## WORK ITEM
Scan the records below and copy every line that contains the string "value".

[Data records for software interfaces]
= Beginning of Section =

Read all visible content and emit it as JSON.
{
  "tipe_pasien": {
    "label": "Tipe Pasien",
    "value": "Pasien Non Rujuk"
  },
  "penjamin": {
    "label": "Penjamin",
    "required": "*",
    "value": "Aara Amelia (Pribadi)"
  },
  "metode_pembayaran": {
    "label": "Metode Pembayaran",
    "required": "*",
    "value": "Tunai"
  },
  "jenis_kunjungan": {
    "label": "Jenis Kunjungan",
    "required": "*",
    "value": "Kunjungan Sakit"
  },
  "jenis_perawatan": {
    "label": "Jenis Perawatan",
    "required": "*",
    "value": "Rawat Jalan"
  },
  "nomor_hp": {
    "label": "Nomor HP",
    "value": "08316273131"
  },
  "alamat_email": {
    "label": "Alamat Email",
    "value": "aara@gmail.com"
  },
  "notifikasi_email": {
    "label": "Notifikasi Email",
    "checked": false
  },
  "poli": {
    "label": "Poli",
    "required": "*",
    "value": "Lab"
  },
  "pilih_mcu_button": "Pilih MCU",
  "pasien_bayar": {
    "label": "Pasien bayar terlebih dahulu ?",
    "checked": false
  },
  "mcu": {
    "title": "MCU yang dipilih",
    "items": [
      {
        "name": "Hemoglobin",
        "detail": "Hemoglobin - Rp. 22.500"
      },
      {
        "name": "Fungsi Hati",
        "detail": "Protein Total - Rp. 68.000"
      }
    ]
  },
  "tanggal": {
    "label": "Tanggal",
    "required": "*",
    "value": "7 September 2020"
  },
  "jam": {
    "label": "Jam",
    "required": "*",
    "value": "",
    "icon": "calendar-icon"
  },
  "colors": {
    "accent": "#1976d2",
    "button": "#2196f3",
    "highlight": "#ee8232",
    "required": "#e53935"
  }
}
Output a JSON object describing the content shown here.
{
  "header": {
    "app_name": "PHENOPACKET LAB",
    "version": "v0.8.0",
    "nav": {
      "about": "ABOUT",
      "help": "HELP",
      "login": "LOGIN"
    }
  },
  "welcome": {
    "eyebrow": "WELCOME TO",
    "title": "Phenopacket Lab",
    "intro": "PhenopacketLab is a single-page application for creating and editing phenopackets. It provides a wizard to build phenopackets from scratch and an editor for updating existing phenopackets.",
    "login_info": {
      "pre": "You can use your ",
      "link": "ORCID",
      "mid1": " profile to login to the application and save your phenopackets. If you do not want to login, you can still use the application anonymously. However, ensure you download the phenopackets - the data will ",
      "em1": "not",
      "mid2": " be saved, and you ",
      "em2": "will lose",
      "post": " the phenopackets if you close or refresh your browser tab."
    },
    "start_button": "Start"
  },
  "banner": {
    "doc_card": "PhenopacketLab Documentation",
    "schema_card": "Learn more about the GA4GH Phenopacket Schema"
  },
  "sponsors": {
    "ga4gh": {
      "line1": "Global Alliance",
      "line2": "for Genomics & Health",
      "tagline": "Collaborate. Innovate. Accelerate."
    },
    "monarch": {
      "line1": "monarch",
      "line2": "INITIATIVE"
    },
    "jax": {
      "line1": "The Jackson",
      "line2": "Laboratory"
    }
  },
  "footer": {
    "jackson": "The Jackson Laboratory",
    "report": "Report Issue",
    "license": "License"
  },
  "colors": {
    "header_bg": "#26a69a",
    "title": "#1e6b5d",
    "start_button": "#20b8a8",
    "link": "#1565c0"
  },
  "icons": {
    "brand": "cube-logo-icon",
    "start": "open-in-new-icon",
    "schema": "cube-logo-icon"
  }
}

= End of Section =

## EXPECTED ANSWER
    "value": "Pasien Non Rujuk"
    "value": "Aara Amelia (Pribadi)"
    "value": "Tunai"
    "value": "Kunjungan Sakit"
    "value": "Rawat Jalan"
    "value": "08316273131"
    "value": "aara@gmail.com"
    "value": "Lab"
    "value": "7 September 2020"
    "value": "",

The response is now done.